*Stated task*
Search the material and gather each line with "által" in it.

══ Supplied data ══

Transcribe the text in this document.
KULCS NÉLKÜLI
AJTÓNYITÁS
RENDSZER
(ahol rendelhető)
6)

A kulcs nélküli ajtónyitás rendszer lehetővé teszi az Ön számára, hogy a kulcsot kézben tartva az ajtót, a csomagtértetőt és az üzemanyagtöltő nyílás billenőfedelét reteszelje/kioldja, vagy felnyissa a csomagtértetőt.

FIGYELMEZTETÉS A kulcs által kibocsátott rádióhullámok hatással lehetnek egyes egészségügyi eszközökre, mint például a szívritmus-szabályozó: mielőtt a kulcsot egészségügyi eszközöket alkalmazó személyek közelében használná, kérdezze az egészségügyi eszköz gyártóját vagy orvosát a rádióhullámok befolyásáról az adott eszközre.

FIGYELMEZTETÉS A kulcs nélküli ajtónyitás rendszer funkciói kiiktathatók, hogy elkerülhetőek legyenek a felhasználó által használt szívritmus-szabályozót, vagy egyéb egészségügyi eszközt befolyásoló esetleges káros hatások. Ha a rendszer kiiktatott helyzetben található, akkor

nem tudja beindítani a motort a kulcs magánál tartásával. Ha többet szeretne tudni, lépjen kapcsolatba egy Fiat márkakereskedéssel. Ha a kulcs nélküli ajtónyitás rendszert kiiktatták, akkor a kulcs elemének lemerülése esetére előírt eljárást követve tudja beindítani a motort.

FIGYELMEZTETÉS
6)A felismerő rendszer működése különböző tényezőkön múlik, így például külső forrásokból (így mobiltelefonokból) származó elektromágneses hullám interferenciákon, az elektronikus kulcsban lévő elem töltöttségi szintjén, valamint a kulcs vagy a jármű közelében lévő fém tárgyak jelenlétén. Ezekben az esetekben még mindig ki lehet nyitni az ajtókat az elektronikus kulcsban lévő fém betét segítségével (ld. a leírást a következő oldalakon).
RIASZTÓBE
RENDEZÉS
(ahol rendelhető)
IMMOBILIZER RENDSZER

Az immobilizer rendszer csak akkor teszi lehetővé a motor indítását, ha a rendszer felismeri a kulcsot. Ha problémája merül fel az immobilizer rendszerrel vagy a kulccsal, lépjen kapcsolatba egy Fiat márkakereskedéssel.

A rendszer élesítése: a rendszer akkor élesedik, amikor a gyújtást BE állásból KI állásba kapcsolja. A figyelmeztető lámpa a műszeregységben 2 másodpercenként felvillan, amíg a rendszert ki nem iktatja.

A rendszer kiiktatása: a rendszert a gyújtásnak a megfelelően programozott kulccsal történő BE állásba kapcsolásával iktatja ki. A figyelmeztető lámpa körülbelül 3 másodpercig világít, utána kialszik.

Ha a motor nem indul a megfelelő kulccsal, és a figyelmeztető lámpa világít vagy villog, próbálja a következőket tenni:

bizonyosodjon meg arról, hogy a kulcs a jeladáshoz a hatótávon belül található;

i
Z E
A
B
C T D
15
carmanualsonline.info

═══

*Worked solution*
FIGYELMEZTETÉS A kulcs által kibocsátott rádióhullámok hatással lehetnek egyes egészségügyi eszközökre, mint például a szívritmus-szabályozó: mielőtt a kulcsot egészségügyi eszközöket alkalmazó személyek közelében használná, kérdezze az egészségügyi eszköz gyártóját vagy orvosát a rádióhullámok befolyásáról az adott eszközre.
FIGYELMEZTETÉS A kulcs nélküli ajtónyitás rendszer funkciói kiiktathatók, hogy elkerülhetőek legyenek a felhasználó által használt szívritmus-szabályozót, vagy egyéb egészségügyi eszközt befolyásoló esetleges káros hatások. Ha a rendszer kiiktatott helyzetben található, akkor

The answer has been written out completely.